> _REQUIRED TASK_
Below are the records. List every line holding the word "해당하는".

> _TASK INPUT_
:::::

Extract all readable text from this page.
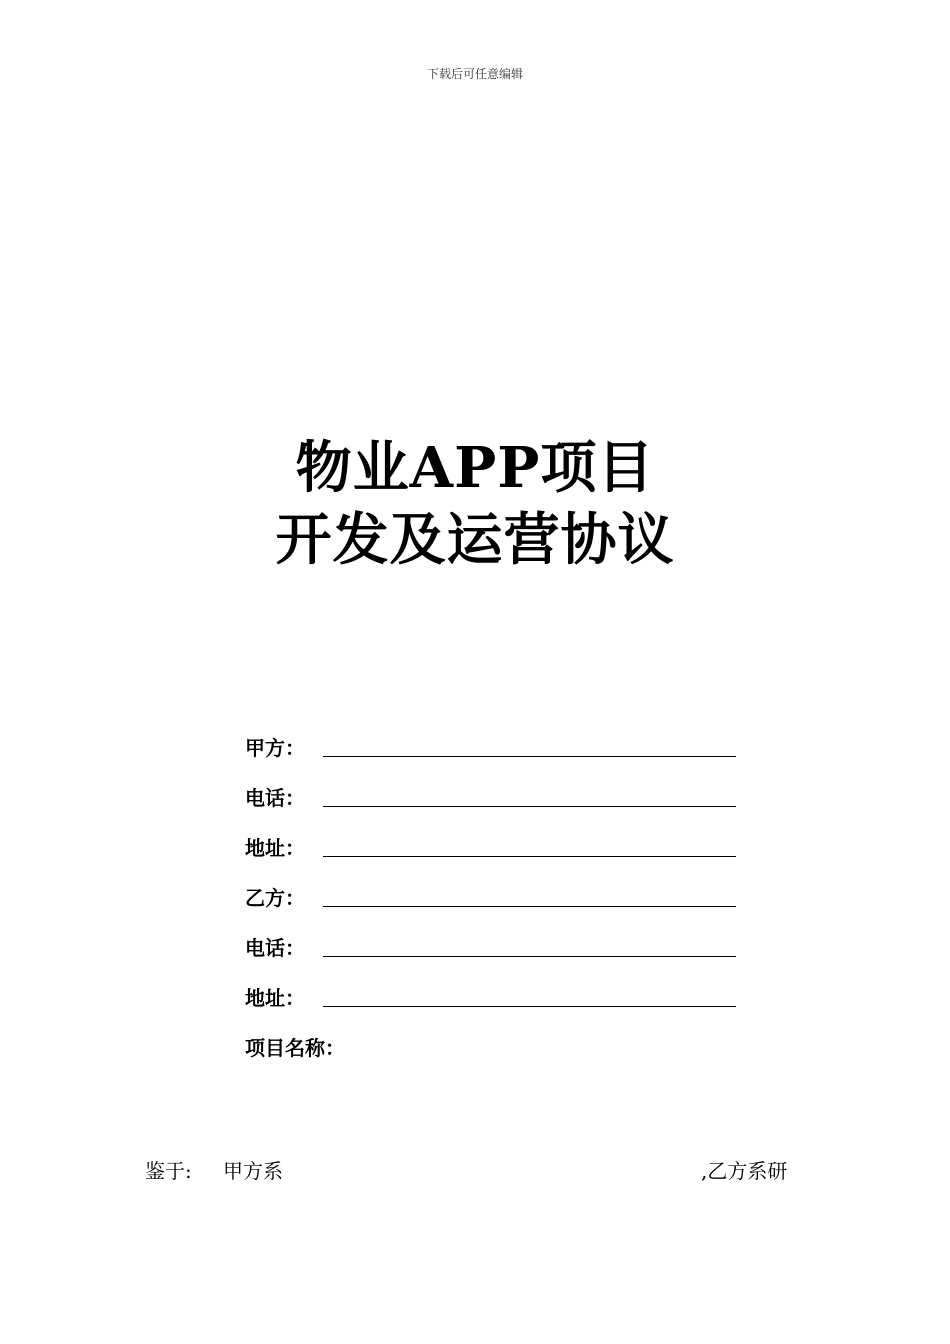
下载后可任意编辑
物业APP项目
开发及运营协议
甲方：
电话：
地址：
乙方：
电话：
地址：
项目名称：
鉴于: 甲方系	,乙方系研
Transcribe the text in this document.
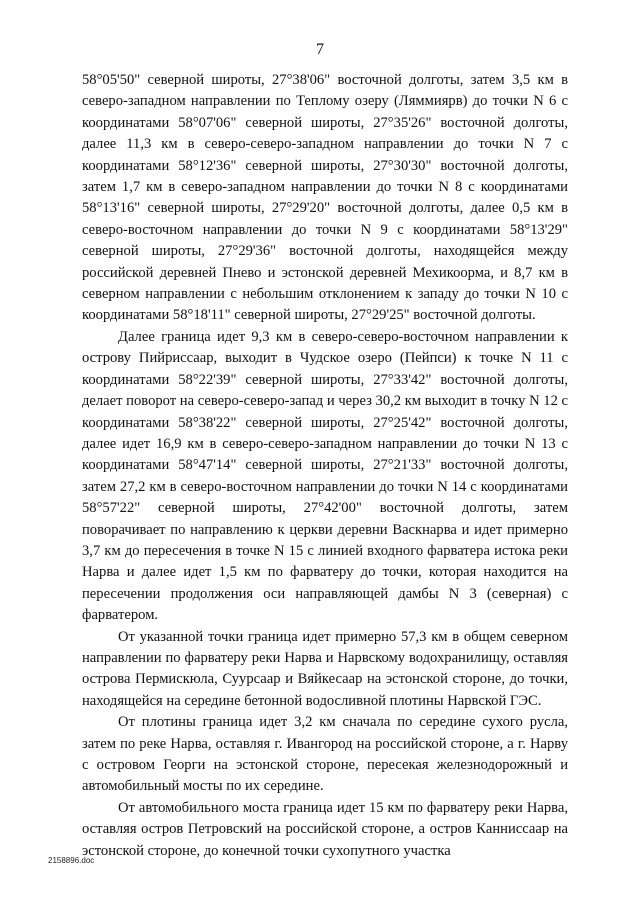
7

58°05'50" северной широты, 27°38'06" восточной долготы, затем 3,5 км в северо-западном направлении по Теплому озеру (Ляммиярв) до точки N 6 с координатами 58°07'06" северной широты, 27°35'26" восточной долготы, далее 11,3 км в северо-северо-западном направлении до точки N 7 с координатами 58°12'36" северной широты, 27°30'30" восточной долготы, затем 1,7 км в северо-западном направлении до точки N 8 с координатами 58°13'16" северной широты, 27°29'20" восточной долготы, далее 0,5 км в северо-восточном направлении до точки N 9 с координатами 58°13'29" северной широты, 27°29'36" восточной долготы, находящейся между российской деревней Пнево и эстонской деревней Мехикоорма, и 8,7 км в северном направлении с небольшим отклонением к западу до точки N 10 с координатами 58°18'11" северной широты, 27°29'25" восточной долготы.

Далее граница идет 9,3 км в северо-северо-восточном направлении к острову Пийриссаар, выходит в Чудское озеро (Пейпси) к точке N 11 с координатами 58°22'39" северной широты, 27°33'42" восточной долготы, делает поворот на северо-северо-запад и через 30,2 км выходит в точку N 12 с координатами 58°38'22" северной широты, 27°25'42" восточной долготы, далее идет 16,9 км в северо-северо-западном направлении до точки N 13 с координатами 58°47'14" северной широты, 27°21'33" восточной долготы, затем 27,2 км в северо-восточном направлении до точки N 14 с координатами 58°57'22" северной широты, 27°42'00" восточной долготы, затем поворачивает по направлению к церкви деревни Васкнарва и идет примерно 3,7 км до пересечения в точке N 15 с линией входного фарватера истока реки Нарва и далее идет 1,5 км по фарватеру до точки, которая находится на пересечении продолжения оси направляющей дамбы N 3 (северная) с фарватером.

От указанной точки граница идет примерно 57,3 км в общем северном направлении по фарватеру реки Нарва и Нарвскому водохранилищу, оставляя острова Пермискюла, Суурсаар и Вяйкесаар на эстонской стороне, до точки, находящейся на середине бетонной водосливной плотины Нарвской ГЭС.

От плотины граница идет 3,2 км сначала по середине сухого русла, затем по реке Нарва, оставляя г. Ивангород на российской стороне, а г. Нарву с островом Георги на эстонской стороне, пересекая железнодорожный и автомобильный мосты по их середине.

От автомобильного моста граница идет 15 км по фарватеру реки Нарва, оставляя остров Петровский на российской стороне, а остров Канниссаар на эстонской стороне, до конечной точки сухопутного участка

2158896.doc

:::::

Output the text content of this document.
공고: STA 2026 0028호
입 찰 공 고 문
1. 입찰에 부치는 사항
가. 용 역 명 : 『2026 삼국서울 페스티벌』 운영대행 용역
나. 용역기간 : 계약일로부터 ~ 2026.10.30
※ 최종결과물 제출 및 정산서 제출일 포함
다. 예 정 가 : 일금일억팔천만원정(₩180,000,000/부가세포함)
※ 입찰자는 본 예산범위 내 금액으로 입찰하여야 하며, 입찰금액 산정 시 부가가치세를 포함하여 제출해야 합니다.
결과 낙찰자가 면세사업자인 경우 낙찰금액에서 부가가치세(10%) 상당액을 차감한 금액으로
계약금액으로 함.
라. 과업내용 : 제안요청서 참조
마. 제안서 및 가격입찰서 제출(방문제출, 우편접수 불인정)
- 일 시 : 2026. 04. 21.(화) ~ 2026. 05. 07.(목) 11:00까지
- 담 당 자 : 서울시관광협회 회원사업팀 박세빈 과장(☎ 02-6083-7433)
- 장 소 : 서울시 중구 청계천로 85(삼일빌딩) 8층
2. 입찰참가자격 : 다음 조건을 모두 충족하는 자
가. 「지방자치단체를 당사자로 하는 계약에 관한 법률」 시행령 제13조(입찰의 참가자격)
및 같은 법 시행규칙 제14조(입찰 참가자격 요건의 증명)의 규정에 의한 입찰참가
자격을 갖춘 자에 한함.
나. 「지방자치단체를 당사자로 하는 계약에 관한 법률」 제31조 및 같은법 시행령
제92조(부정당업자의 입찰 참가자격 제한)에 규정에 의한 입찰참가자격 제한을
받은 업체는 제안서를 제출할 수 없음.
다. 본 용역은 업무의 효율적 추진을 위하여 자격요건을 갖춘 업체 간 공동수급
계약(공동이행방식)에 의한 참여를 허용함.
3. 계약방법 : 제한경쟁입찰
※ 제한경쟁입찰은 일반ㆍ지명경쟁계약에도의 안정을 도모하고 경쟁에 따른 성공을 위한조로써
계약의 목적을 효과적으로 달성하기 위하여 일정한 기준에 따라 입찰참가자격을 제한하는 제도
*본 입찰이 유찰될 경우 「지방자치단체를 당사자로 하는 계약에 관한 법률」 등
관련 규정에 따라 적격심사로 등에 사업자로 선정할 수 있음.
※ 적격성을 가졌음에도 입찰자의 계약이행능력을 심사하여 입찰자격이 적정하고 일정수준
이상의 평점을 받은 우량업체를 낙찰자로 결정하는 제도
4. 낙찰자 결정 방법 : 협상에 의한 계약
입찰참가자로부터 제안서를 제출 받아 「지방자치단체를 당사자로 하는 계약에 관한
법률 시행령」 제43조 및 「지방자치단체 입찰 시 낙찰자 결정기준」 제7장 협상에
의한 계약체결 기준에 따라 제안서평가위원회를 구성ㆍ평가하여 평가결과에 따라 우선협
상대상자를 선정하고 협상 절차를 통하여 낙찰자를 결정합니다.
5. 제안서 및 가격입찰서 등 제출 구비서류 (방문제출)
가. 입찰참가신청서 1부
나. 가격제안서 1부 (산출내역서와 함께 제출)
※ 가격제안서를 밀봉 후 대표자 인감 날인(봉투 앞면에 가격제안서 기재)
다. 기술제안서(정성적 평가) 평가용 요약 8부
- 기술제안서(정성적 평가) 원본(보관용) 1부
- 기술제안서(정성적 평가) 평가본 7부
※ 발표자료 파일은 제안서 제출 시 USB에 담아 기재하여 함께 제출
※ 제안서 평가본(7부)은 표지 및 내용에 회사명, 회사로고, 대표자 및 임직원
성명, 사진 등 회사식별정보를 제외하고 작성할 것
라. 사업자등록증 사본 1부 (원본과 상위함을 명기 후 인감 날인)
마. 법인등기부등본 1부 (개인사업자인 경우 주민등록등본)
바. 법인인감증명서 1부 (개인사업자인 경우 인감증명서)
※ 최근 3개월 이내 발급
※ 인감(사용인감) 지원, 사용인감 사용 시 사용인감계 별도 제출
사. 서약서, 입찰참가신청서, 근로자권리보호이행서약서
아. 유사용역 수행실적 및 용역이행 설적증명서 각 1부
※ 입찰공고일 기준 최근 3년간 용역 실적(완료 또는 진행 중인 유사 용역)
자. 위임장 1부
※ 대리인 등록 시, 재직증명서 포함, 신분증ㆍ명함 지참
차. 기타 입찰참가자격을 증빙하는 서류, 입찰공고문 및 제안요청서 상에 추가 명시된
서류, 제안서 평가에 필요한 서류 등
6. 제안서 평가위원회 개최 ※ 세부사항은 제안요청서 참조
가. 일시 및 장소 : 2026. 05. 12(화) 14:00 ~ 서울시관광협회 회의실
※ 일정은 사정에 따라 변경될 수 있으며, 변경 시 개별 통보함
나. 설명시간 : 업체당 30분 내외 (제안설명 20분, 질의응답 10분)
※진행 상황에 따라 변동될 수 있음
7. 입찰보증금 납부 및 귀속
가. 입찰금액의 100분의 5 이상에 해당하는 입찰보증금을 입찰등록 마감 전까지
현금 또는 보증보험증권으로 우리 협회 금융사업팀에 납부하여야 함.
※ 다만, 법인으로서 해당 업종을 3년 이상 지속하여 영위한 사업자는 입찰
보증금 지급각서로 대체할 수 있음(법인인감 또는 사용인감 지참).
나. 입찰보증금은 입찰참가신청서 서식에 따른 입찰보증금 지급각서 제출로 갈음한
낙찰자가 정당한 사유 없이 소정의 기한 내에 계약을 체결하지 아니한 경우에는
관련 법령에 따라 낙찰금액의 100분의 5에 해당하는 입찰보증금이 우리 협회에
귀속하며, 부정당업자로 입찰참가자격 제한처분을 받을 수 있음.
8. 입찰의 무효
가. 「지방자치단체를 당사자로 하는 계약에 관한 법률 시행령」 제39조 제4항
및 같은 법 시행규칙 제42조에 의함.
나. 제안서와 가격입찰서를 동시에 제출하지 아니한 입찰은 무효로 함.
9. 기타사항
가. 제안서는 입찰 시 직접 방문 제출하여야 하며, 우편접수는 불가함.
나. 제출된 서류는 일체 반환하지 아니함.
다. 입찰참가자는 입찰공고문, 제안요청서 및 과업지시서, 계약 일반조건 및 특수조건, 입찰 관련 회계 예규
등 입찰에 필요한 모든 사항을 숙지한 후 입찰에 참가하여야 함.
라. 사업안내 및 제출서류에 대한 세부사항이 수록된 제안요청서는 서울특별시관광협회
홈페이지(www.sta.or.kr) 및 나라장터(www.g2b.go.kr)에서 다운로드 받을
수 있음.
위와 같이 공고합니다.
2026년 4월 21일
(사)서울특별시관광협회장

:::::

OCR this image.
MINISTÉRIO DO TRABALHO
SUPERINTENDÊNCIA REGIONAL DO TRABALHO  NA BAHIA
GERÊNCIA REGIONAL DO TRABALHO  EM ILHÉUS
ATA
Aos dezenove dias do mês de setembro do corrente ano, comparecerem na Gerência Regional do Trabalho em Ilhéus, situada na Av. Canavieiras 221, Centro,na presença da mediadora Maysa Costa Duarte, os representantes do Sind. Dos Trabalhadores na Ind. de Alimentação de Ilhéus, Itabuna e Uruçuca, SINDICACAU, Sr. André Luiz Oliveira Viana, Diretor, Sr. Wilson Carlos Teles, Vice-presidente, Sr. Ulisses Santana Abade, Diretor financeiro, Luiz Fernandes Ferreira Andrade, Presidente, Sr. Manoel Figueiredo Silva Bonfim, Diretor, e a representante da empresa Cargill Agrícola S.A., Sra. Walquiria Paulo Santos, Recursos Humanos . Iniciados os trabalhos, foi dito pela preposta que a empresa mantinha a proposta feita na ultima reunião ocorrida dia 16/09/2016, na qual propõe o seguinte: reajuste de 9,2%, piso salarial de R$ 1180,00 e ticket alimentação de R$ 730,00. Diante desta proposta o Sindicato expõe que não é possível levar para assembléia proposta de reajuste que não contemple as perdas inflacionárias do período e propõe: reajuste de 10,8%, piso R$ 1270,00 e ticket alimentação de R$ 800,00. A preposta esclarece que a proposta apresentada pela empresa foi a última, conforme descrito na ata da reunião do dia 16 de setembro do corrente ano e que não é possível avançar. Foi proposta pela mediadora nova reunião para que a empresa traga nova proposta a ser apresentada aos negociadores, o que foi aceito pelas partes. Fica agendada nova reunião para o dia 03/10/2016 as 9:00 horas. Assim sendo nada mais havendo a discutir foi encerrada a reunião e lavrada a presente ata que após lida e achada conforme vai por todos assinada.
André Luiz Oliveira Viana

:::::

> _REPLY_
가. 입찰금액의 100분의 5 이상에 해당하는 입찰보증금을 입찰등록 마감 전까지
관련 법령에 따라 낙찰금액의 100분의 5에 해당하는 입찰보증금이 우리 협회에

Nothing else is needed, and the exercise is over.